In our initial Algorithm 1 deepfake videos are checked frame by frame [23]. The accuracy obtained is high. But we had to process a very large number of frames. Our proposed algorithm originates from this necessity. In the current paper, we also propose Algorithm 2 in detecting deepfake videos to reduce the computation.

  • The novelty of our first algorithm is to make the complexity of detecting forged video small. The time complexity is \({\mathbf {O}}(n)\) where n is the number of frames extracted from the video.

  • The reason for proposing Algorithm 2 is to further reduce the complexity. As key frame extraction reduces the number of extracted frames from a video largely, the time complexity is reduced too.


Experimental Validation

In this Section we report the experiments and corresponding results. We start with the details of the dataset, experimental parameters and finally analyze the results.


There are several datasets available for image manipulation but not for video, such as the “Dresden image database” [53], the MFCC_F200 dataset [54], the First IEEE Image Forensics Challenge Dataset, and the Wild Web Dataset [55]. Recently, two major datasets have been created for deepfake detection research. Google produced a deepfake detection data set teaming up with Jigsaw. The dataset has been added in the FaceForensics benchmark of the Technical University of Munich and the University Federico II of Naples in September, 2019. In the same year, Facebook Inc. in collaboration with Microsoft AI, Microsoft Corp and academic institutions such as Cornell, MIT, University of Oxford, etc. has started the Deepfake Detection Challenge (DFDC) [56]. The FF++ [57] and DFDC data sets [28] are a good start to establish models for deepfake video detection.

Table 2 Dataset details for initial work
Table 3 Dataset details for final work

For selecting the CNN module, we trained the network with only FF++ data at compression level c = 23, as shown in Table 2. But to make a generalized model, during the final part of our work we trained our neural network model with mixed compression level dataset and we had to construct the dataset as in Table 3. To train our model we construct a mixed dataset consisting of DFDC and FF++ dataset. We focused on the compressed dataset as any image/video loses clarity or in other terms shows losses as compression increases. FF++ has two different compression levels videos. It represents a realistic scenario for social media. We changed the compression level of DFDC dataset in making our dataset. The dataset details are shown in Table 3.

> Recorded information:
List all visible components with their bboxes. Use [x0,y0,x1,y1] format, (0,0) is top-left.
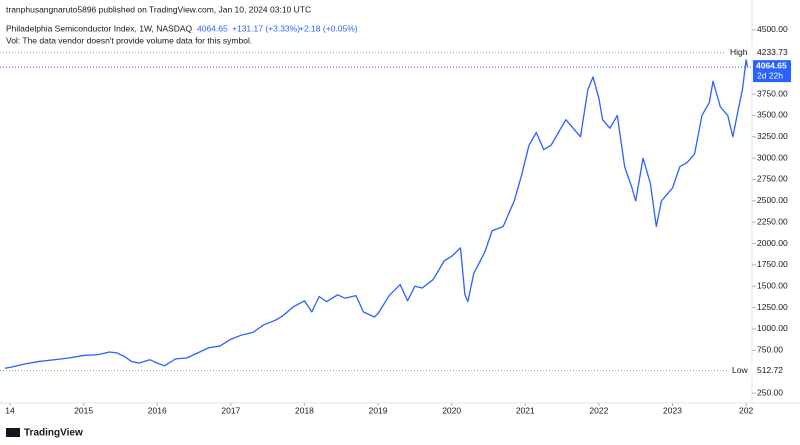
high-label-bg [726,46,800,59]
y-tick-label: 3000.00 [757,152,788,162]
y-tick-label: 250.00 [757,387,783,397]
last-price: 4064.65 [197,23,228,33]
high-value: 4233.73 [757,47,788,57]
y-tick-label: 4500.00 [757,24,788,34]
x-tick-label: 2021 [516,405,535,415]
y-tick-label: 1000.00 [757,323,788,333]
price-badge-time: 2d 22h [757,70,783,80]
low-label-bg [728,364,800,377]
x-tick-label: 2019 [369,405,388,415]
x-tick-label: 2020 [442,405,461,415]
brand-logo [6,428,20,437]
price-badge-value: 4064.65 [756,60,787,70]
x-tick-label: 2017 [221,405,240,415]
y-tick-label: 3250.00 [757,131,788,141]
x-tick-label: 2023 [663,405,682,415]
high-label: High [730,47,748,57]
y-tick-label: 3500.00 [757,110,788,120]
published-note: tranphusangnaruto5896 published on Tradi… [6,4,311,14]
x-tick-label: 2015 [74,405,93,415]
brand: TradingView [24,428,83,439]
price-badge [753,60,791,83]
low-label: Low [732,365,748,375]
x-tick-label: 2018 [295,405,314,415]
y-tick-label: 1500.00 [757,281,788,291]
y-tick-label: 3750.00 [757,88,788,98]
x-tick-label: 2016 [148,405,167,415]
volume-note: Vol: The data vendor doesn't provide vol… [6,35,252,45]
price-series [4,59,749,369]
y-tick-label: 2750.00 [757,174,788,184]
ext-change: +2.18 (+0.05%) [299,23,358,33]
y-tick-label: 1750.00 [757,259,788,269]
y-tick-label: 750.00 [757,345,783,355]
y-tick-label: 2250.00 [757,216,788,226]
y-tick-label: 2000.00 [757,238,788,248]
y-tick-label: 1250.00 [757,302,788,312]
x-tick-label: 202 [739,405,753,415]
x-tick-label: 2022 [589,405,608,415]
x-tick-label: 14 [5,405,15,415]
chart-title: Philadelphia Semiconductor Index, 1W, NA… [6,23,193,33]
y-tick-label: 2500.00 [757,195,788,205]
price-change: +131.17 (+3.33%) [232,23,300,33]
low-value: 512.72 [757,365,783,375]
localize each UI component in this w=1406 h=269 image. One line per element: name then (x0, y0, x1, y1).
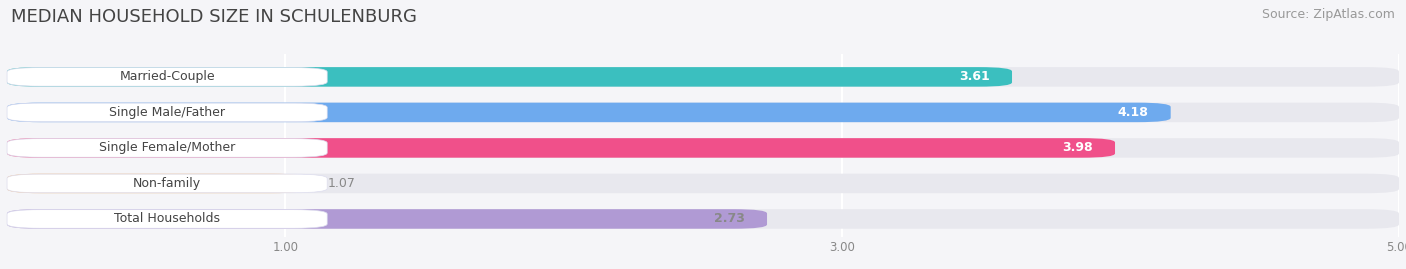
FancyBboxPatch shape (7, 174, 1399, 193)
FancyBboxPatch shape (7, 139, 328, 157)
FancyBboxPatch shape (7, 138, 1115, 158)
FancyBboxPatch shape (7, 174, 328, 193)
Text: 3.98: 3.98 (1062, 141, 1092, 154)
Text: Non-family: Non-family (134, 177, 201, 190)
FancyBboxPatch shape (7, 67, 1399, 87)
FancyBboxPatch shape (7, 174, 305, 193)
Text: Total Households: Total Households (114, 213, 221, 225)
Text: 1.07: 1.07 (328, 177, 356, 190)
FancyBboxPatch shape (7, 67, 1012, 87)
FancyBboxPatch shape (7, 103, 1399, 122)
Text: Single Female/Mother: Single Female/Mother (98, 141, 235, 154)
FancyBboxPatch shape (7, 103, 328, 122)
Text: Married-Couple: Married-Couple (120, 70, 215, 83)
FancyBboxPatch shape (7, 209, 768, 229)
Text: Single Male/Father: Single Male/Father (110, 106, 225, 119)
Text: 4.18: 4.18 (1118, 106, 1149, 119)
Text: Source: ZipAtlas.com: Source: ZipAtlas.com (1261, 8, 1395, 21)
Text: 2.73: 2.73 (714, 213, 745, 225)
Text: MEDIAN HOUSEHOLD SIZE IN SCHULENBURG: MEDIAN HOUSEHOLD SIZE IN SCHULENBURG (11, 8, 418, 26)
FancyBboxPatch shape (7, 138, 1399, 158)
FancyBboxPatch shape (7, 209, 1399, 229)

> To-do list:
[1] In the deepfake detection excerpt, at what compression level was the network trained on FF++ data alone when selecting the CNN module?
[2] Can you rewrite the records starting with the line with "high-label-bg [726,46,800,59]" and going on through the line with "brand-logo [6,428,20,437]", substituting "x-axis-label" for "x-tick-label" wherever it appears there and leaving everything else unchanged, giving only those lines?

> Task-by-task results:
[1] c = 23

[2]
high-label-bg [726,46,800,59]
y-tick-label: 3000.00 [757,152,788,162]
y-tick-label: 250.00 [757,387,783,397]
last-price: 4064.65 [197,23,228,33]
high-value: 4233.73 [757,47,788,57]
y-tick-label: 4500.00 [757,24,788,34]
x-axis-label: 2021 [516,405,535,415]
y-tick-label: 1000.00 [757,323,788,333]
price-badge-time: 2d 22h [757,70,783,80]
low-label-bg [728,364,800,377]
x-axis-label: 2019 [369,405,388,415]
x-axis-label: 2020 [442,405,461,415]
brand-logo [6,428,20,437]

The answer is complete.